# What you need to do
Every record here needs to be written out again exactly.

# Record list
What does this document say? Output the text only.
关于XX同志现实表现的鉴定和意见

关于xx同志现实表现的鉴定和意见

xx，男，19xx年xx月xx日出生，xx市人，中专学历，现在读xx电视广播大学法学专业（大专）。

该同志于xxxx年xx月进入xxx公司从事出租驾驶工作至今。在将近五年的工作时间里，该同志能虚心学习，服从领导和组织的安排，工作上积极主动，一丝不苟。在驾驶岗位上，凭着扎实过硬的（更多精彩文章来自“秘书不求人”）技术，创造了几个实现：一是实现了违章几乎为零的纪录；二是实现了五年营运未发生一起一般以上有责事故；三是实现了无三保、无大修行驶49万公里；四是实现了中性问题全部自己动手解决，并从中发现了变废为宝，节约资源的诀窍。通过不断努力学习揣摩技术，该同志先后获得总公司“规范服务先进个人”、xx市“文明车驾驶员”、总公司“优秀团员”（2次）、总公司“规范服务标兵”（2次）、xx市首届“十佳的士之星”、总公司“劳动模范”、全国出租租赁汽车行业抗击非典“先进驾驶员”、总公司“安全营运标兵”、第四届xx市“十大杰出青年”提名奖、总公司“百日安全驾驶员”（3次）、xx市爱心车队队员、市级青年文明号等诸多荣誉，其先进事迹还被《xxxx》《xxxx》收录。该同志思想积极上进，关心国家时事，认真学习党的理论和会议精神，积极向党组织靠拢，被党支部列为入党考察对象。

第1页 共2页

# Task result
What does this document say? Output the text only.
关于XX同志现实表现的鉴定和意见

关于xx同志现实表现的鉴定和意见

xx，男，19xx年xx月xx日出生，xx市人，中专学历，现在读xx电视广播大学法学专业（大专）。

该同志于xxxx年xx月进入xxx公司从事出租驾驶工作至今。在将近五年的工作时间里，该同志能虚心学习，服从领导和组织的安排，工作上积极主动，一丝不苟。在驾驶岗位上，凭着扎实过硬的（更多精彩文章来自“秘书不求人”）技术，创造了几个实现：一是实现了违章几乎为零的纪录；二是实现了五年营运未发生一起一般以上有责事故；三是实现了无三保、无大修行驶49万公里；四是实现了中性问题全部自己动手解决，并从中发现了变废为宝，节约资源的诀窍。通过不断努力学习揣摩技术，该同志先后获得总公司“规范服务先进个人”、xx市“文明车驾驶员”、总公司“优秀团员”（2次）、总公司“规范服务标兵”（2次）、xx市首届“十佳的士之星”、总公司“劳动模范”、全国出租租赁汽车行业抗击非典“先进驾驶员”、总公司“安全营运标兵”、第四届xx市“十大杰出青年”提名奖、总公司“百日安全驾驶员”（3次）、xx市爱心车队队员、市级青年文明号等诸多荣誉，其先进事迹还被《xxxx》《xxxx》收录。该同志思想积极上进，关心国家时事，认真学习党的理论和会议精神，积极向党组织靠拢，被党支部列为入党考察对象。

第1页 共2页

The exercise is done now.